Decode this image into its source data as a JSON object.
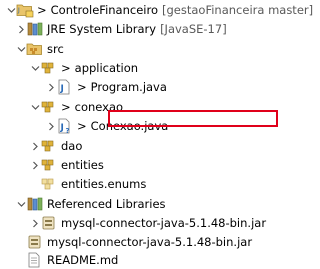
{
  "tree": {
    "project": {
      "prefix": ">",
      "name": "ControleFinanceiro",
      "decoration": "[gestaoFinanceira master]"
    },
    "jre": {
      "name": "JRE System Library",
      "decoration": "[JavaSE-17]"
    },
    "src": {
      "name": "src"
    },
    "application": {
      "prefix": ">",
      "name": "application"
    },
    "program": {
      "prefix": ">",
      "name": "Program.java"
    },
    "conexao_pkg": {
      "prefix": ">",
      "name": "conexao"
    },
    "conexao_java": {
      "prefix": ">",
      "name": "Conexao.java"
    },
    "dao": {
      "name": "dao"
    },
    "entities": {
      "name": "entities"
    },
    "entities_enums": {
      "name": "entities.enums"
    },
    "ref_libs": {
      "name": "Referenced Libraries"
    },
    "mysql_ref": {
      "name": "mysql-connector-java-5.1.48-bin.jar"
    },
    "mysql_jar": {
      "name": "mysql-connector-java-5.1.48-bin.jar"
    },
    "readme": {
      "name": "README.md"
    }
  },
  "colors": {
    "highlight_border": "#e0001a",
    "decoration_text": "#595959",
    "package_icon": "#c9a227",
    "java_icon": "#2a6bb8"
  }
}
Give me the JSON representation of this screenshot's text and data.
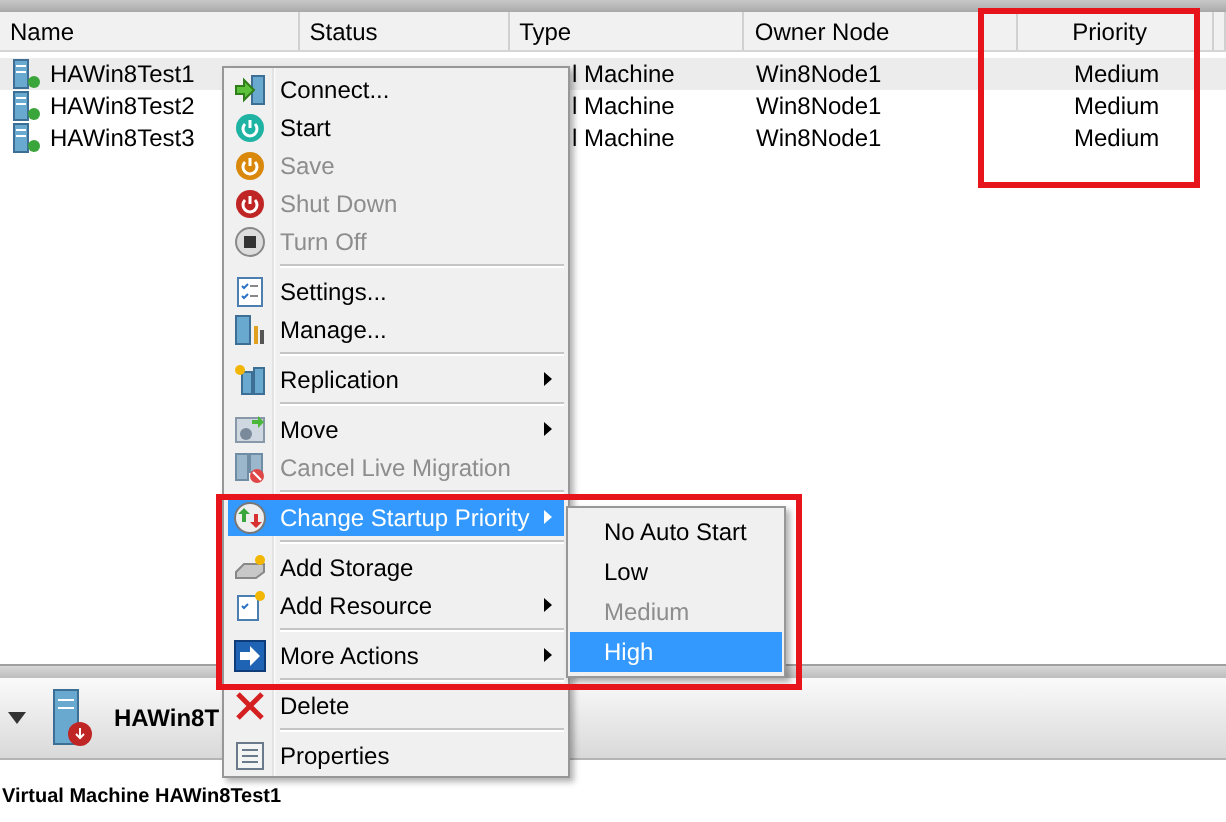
{
  "columns": [
    "Name",
    "Status",
    "Type",
    "Owner Node",
    "Priority"
  ],
  "rows": [
    {
      "name": "HAWin8Test1",
      "type": "l Machine",
      "owner_node": "Win8Node1",
      "priority": "Medium",
      "selected": true
    },
    {
      "name": "HAWin8Test2",
      "type": "l Machine",
      "owner_node": "Win8Node1",
      "priority": "Medium",
      "selected": false
    },
    {
      "name": "HAWin8Test3",
      "type": "l Machine",
      "owner_node": "Win8Node1",
      "priority": "Medium",
      "selected": false
    }
  ],
  "context_menu": {
    "items": [
      {
        "kind": "item",
        "label": "Connect...",
        "disabled": false,
        "submenu": false,
        "selected": false
      },
      {
        "kind": "item",
        "label": "Start",
        "disabled": false,
        "submenu": false,
        "selected": false
      },
      {
        "kind": "item",
        "label": "Save",
        "disabled": true,
        "submenu": false,
        "selected": false
      },
      {
        "kind": "item",
        "label": "Shut Down",
        "disabled": true,
        "submenu": false,
        "selected": false
      },
      {
        "kind": "item",
        "label": "Turn Off",
        "disabled": true,
        "submenu": false,
        "selected": false
      },
      {
        "kind": "separator"
      },
      {
        "kind": "item",
        "label": "Settings...",
        "disabled": false,
        "submenu": false,
        "selected": false
      },
      {
        "kind": "item",
        "label": "Manage...",
        "disabled": false,
        "submenu": false,
        "selected": false
      },
      {
        "kind": "separator"
      },
      {
        "kind": "item",
        "label": "Replication",
        "disabled": false,
        "submenu": true,
        "selected": false
      },
      {
        "kind": "separator"
      },
      {
        "kind": "item",
        "label": "Move",
        "disabled": false,
        "submenu": true,
        "selected": false
      },
      {
        "kind": "item",
        "label": "Cancel Live Migration",
        "disabled": true,
        "submenu": false,
        "selected": false
      },
      {
        "kind": "separator"
      },
      {
        "kind": "item",
        "label": "Change Startup Priority",
        "disabled": false,
        "submenu": true,
        "selected": true
      },
      {
        "kind": "separator"
      },
      {
        "kind": "item",
        "label": "Add Storage",
        "disabled": false,
        "submenu": false,
        "selected": false
      },
      {
        "kind": "item",
        "label": "Add Resource",
        "disabled": false,
        "submenu": true,
        "selected": false
      },
      {
        "kind": "separator"
      },
      {
        "kind": "item",
        "label": "More Actions",
        "disabled": false,
        "submenu": true,
        "selected": false
      },
      {
        "kind": "separator"
      },
      {
        "kind": "item",
        "label": "Delete",
        "disabled": false,
        "submenu": false,
        "selected": false
      },
      {
        "kind": "separator"
      },
      {
        "kind": "item",
        "label": "Properties",
        "disabled": false,
        "submenu": false,
        "selected": false
      }
    ]
  },
  "submenu": {
    "items": [
      {
        "label": "No Auto Start",
        "disabled": false,
        "selected": false
      },
      {
        "label": "Low",
        "disabled": false,
        "selected": false
      },
      {
        "label": "Medium",
        "disabled": true,
        "selected": false
      },
      {
        "label": "High",
        "disabled": false,
        "selected": true
      }
    ]
  },
  "details_panel": {
    "title": "HAWin8T",
    "subtitle": "Virtual Machine HAWin8Test1"
  }
}
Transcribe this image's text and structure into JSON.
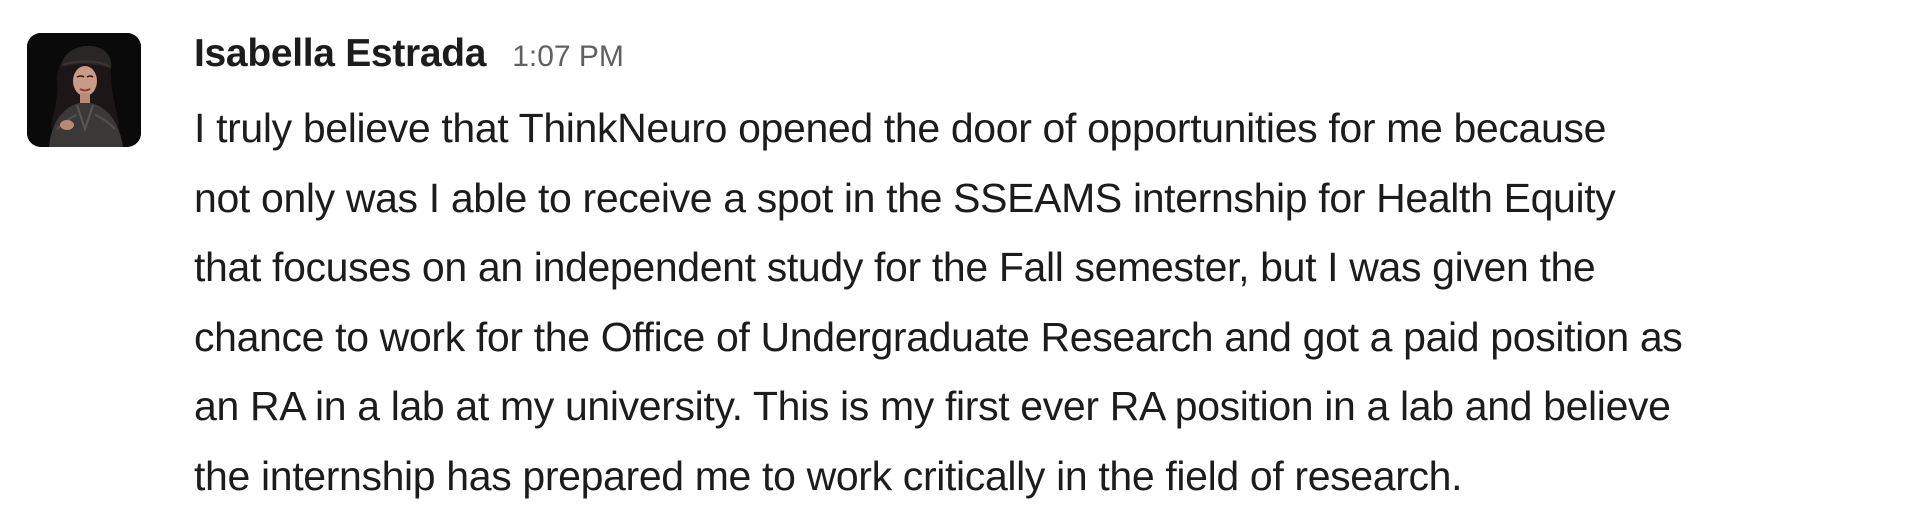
{
  "message": {
    "sender": "Isabella Estrada",
    "timestamp": "1:07 PM",
    "lines": [
      "I truly believe that ThinkNeuro opened the door of opportunities for me because",
      "not only was I able to receive a spot in the SSEAMS internship for Health Equity",
      "that focuses on an independent study for the Fall semester, but I was given the",
      "chance to work for the Office of Undergraduate Research and got a paid position as",
      "an RA in a lab at my university. This is my first ever RA position in a lab and believe",
      "the internship has prepared me to work critically in the field of research."
    ]
  }
}
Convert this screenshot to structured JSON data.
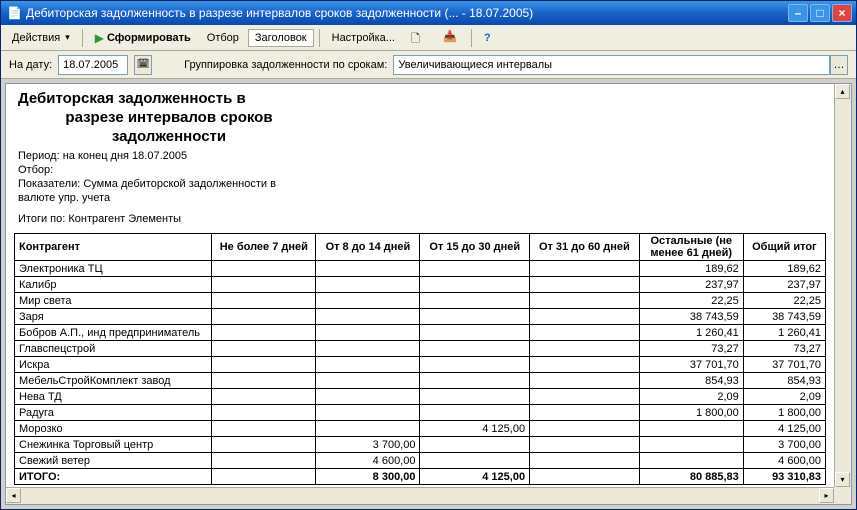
{
  "window": {
    "title": "Дебиторская задолженность в разрезе интервалов сроков задолженности (... - 18.07.2005)"
  },
  "toolbar": {
    "actions": "Действия",
    "form": "Сформировать",
    "filter": "Отбор",
    "header": "Заголовок",
    "settings": "Настройка..."
  },
  "params": {
    "date_label": "На дату:",
    "date_value": "18.07.2005",
    "group_label": "Группировка задолженности по срокам:",
    "group_value": "Увеличивающиеся интервалы"
  },
  "report": {
    "title_l1": "Дебиторская задолженность в",
    "title_l2": "разрезе интервалов сроков",
    "title_l3": "задолженности",
    "period": "Период: на конец дня 18.07.2005",
    "filter": "Отбор:",
    "indicators_l1": "Показатели:  Сумма дебиторской задолженности в",
    "indicators_l2": "валюте упр. учета",
    "totals_by": "Итоги по:  Контрагент Элементы",
    "columns": {
      "c0": "Контрагент",
      "c1": "Не более 7 дней",
      "c2": "От 8 до 14 дней",
      "c3": "От 15 до 30 дней",
      "c4": "От 31 до 60 дней",
      "c5": "Остальные (не менее 61 дней)",
      "c6": "Общий итог"
    },
    "rows": [
      {
        "name": "Электроника ТЦ",
        "c1": "",
        "c2": "",
        "c3": "",
        "c4": "",
        "c5": "189,62",
        "c6": "189,62"
      },
      {
        "name": "Калибр",
        "c1": "",
        "c2": "",
        "c3": "",
        "c4": "",
        "c5": "237,97",
        "c6": "237,97"
      },
      {
        "name": "Мир света",
        "c1": "",
        "c2": "",
        "c3": "",
        "c4": "",
        "c5": "22,25",
        "c6": "22,25"
      },
      {
        "name": "Заря",
        "c1": "",
        "c2": "",
        "c3": "",
        "c4": "",
        "c5": "38 743,59",
        "c6": "38 743,59"
      },
      {
        "name": "Бобров А.П., инд предприниматель",
        "c1": "",
        "c2": "",
        "c3": "",
        "c4": "",
        "c5": "1 260,41",
        "c6": "1 260,41"
      },
      {
        "name": "Главспецстрой",
        "c1": "",
        "c2": "",
        "c3": "",
        "c4": "",
        "c5": "73,27",
        "c6": "73,27"
      },
      {
        "name": "Искра",
        "c1": "",
        "c2": "",
        "c3": "",
        "c4": "",
        "c5": "37 701,70",
        "c6": "37 701,70"
      },
      {
        "name": "МебельСтройКомплект завод",
        "c1": "",
        "c2": "",
        "c3": "",
        "c4": "",
        "c5": "854,93",
        "c6": "854,93"
      },
      {
        "name": "Нева ТД",
        "c1": "",
        "c2": "",
        "c3": "",
        "c4": "",
        "c5": "2,09",
        "c6": "2,09"
      },
      {
        "name": "Радуга",
        "c1": "",
        "c2": "",
        "c3": "",
        "c4": "",
        "c5": "1 800,00",
        "c6": "1 800,00"
      },
      {
        "name": "Морозко",
        "c1": "",
        "c2": "",
        "c3": "4 125,00",
        "c4": "",
        "c5": "",
        "c6": "4 125,00"
      },
      {
        "name": "Снежинка Торговый центр",
        "c1": "",
        "c2": "3 700,00",
        "c3": "",
        "c4": "",
        "c5": "",
        "c6": "3 700,00"
      },
      {
        "name": "Свежий ветер",
        "c1": "",
        "c2": "4 600,00",
        "c3": "",
        "c4": "",
        "c5": "",
        "c6": "4 600,00"
      }
    ],
    "total": {
      "name": "ИТОГО:",
      "c1": "",
      "c2": "8 300,00",
      "c3": "4 125,00",
      "c4": "",
      "c5": "80 885,83",
      "c6": "93 310,83"
    }
  }
}
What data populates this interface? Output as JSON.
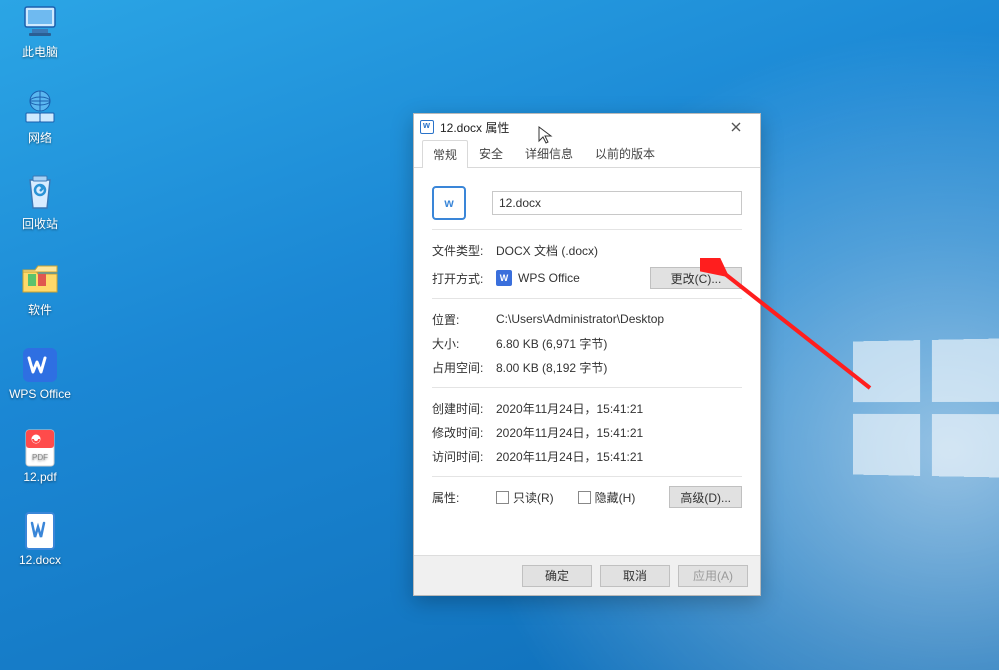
{
  "desktop": {
    "icons": [
      {
        "name": "computer",
        "label": "此电脑"
      },
      {
        "name": "network",
        "label": "网络"
      },
      {
        "name": "recyclebin",
        "label": "回收站"
      },
      {
        "name": "software",
        "label": "软件"
      },
      {
        "name": "wpsoffice",
        "label": "WPS Office"
      },
      {
        "name": "pdf12",
        "label": "12.pdf"
      },
      {
        "name": "docx12",
        "label": "12.docx"
      }
    ]
  },
  "dialog": {
    "title": "12.docx 属性",
    "tabs": {
      "general": "常规",
      "security": "安全",
      "details": "详细信息",
      "previous": "以前的版本"
    },
    "filename": "12.docx",
    "labels": {
      "filetype": "文件类型:",
      "openwith": "打开方式:",
      "location": "位置:",
      "size": "大小:",
      "disksize": "占用空间:",
      "created": "创建时间:",
      "modified": "修改时间:",
      "accessed": "访问时间:",
      "attributes": "属性:"
    },
    "values": {
      "filetype": "DOCX 文档 (.docx)",
      "openwithapp": "WPS Office",
      "location": "C:\\Users\\Administrator\\Desktop",
      "size": "6.80 KB (6,971 字节)",
      "disksize": "8.00 KB (8,192 字节)",
      "created": "2020年11月24日，15:41:21",
      "modified": "2020年11月24日，15:41:21",
      "accessed": "2020年11月24日，15:41:21"
    },
    "checkbox": {
      "readonly": "只读(R)",
      "hidden": "隐藏(H)"
    },
    "buttons": {
      "change": "更改(C)...",
      "advanced": "高级(D)...",
      "ok": "确定",
      "cancel": "取消",
      "apply": "应用(A)"
    }
  },
  "icon_glyphs": {
    "file_icon_text": "w",
    "wps_icon_text": "W"
  }
}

_ _ _ _ _

→ **Exercise prompt**: Check all the records above and select each line where the string "position" is found.

→ **Response below**:
      "chance to work for the Office of Undergraduate Research and got a paid position as",
      "an RA in a lab at my university. This is my first ever RA position in a lab and believe",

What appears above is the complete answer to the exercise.